Short task |
Reproduce the listing below in its entirety. Change nothing.

Task input |
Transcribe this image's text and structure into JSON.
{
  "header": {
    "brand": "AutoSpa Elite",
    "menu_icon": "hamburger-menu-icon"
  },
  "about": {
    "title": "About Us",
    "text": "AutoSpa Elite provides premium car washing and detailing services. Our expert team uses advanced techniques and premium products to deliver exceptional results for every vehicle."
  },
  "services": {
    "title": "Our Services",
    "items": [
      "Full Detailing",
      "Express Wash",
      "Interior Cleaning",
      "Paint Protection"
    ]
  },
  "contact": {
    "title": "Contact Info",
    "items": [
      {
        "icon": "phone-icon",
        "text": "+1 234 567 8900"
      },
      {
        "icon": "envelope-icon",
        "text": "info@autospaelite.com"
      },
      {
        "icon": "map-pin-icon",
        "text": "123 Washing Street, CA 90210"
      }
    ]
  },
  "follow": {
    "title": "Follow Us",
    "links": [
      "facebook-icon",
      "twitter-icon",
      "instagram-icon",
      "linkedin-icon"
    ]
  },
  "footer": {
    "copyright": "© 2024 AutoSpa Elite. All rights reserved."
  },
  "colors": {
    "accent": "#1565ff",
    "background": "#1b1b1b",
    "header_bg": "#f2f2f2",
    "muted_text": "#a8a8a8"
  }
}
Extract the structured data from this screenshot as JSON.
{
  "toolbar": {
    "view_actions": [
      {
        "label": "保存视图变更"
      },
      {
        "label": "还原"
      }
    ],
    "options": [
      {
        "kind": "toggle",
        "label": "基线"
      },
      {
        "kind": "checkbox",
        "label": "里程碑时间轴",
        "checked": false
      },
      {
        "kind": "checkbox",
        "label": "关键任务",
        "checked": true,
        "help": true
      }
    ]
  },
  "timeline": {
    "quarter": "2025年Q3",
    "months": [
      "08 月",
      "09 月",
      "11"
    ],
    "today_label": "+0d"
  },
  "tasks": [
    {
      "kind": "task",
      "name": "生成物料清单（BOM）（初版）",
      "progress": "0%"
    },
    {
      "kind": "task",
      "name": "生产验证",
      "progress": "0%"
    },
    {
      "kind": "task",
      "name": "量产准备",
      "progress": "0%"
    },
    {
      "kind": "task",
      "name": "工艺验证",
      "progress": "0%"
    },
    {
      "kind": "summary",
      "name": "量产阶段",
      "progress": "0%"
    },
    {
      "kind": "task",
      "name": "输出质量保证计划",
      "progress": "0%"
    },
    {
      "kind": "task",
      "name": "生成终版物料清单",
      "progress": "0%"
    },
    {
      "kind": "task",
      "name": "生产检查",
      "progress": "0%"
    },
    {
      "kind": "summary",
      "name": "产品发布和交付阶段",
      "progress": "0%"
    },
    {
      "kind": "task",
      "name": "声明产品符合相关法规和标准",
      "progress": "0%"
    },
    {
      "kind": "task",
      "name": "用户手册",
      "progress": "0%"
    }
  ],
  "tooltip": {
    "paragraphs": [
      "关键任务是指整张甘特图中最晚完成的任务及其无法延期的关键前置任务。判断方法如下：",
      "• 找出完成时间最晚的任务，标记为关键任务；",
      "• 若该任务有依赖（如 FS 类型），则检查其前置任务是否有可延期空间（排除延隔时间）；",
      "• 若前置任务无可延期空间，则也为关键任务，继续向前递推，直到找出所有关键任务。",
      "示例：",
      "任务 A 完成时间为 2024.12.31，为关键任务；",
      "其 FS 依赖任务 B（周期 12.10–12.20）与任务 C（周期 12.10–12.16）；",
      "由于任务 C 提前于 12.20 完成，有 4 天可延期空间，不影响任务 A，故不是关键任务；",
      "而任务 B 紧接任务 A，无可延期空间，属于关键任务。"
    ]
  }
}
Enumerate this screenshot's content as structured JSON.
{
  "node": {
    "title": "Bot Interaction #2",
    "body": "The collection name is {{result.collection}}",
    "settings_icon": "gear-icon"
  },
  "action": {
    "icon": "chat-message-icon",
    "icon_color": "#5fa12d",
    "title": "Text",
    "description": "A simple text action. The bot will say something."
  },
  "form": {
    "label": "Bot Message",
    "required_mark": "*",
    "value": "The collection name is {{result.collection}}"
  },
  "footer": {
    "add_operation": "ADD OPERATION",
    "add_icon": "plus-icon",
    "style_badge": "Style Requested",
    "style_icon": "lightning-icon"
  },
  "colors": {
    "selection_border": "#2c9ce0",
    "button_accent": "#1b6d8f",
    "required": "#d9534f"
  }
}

Answer to the task |
Transcribe this image's text and structure into JSON.
{
  "header": {
    "brand": "AutoSpa Elite",
    "menu_icon": "hamburger-menu-icon"
  },
  "about": {
    "title": "About Us",
    "text": "AutoSpa Elite provides premium car washing and detailing services. Our expert team uses advanced techniques and premium products to deliver exceptional results for every vehicle."
  },
  "services": {
    "title": "Our Services",
    "items": [
      "Full Detailing",
      "Express Wash",
      "Interior Cleaning",
      "Paint Protection"
    ]
  },
  "contact": {
    "title": "Contact Info",
    "items": [
      {
        "icon": "phone-icon",
        "text": "+1 234 567 8900"
      },
      {
        "icon": "envelope-icon",
        "text": "info@autospaelite.com"
      },
      {
        "icon": "map-pin-icon",
        "text": "123 Washing Street, CA 90210"
      }
    ]
  },
  "follow": {
    "title": "Follow Us",
    "links": [
      "facebook-icon",
      "twitter-icon",
      "instagram-icon",
      "linkedin-icon"
    ]
  },
  "footer": {
    "copyright": "© 2024 AutoSpa Elite. All rights reserved."
  },
  "colors": {
    "accent": "#1565ff",
    "background": "#1b1b1b",
    "header_bg": "#f2f2f2",
    "muted_text": "#a8a8a8"
  }
}
Extract the structured data from this screenshot as JSON.
{
  "toolbar": {
    "view_actions": [
      {
        "label": "保存视图变更"
      },
      {
        "label": "还原"
      }
    ],
    "options": [
      {
        "kind": "toggle",
        "label": "基线"
      },
      {
        "kind": "checkbox",
        "label": "里程碑时间轴",
        "checked": false
      },
      {
        "kind": "checkbox",
        "label": "关键任务",
        "checked": true,
        "help": true
      }
    ]
  },
  "timeline": {
    "quarter": "2025年Q3",
    "months": [
      "08 月",
      "09 月",
      "11"
    ],
    "today_label": "+0d"
  },
  "tasks": [
    {
      "kind": "task",
      "name": "生成物料清单（BOM）（初版）",
      "progress": "0%"
    },
    {
      "kind": "task",
      "name": "生产验证",
      "progress": "0%"
    },
    {
      "kind": "task",
      "name": "量产准备",
      "progress": "0%"
    },
    {
      "kind": "task",
      "name": "工艺验证",
      "progress": "0%"
    },
    {
      "kind": "summary",
      "name": "量产阶段",
      "progress": "0%"
    },
    {
      "kind": "task",
      "name": "输出质量保证计划",
      "progress": "0%"
    },
    {
      "kind": "task",
      "name": "生成终版物料清单",
      "progress": "0%"
    },
    {
      "kind": "task",
      "name": "生产检查",
      "progress": "0%"
    },
    {
      "kind": "summary",
      "name": "产品发布和交付阶段",
      "progress": "0%"
    },
    {
      "kind": "task",
      "name": "声明产品符合相关法规和标准",
      "progress": "0%"
    },
    {
      "kind": "task",
      "name": "用户手册",
      "progress": "0%"
    }
  ],
  "tooltip": {
    "paragraphs": [
      "关键任务是指整张甘特图中最晚完成的任务及其无法延期的关键前置任务。判断方法如下：",
      "• 找出完成时间最晚的任务，标记为关键任务；",
      "• 若该任务有依赖（如 FS 类型），则检查其前置任务是否有可延期空间（排除延隔时间）；",
      "• 若前置任务无可延期空间，则也为关键任务，继续向前递推，直到找出所有关键任务。",
      "示例：",
      "任务 A 完成时间为 2024.12.31，为关键任务；",
      "其 FS 依赖任务 B（周期 12.10–12.20）与任务 C（周期 12.10–12.16）；",
      "由于任务 C 提前于 12.20 完成，有 4 天可延期空间，不影响任务 A，故不是关键任务；",
      "而任务 B 紧接任务 A，无可延期空间，属于关键任务。"
    ]
  }
}
Enumerate this screenshot's content as structured JSON.
{
  "node": {
    "title": "Bot Interaction #2",
    "body": "The collection name is {{result.collection}}",
    "settings_icon": "gear-icon"
  },
  "action": {
    "icon": "chat-message-icon",
    "icon_color": "#5fa12d",
    "title": "Text",
    "description": "A simple text action. The bot will say something."
  },
  "form": {
    "label": "Bot Message",
    "required_mark": "*",
    "value": "The collection name is {{result.collection}}"
  },
  "footer": {
    "add_operation": "ADD OPERATION",
    "add_icon": "plus-icon",
    "style_badge": "Style Requested",
    "style_icon": "lightning-icon"
  },
  "colors": {
    "selection_border": "#2c9ce0",
    "button_accent": "#1b6d8f",
    "required": "#d9534f"
  }
}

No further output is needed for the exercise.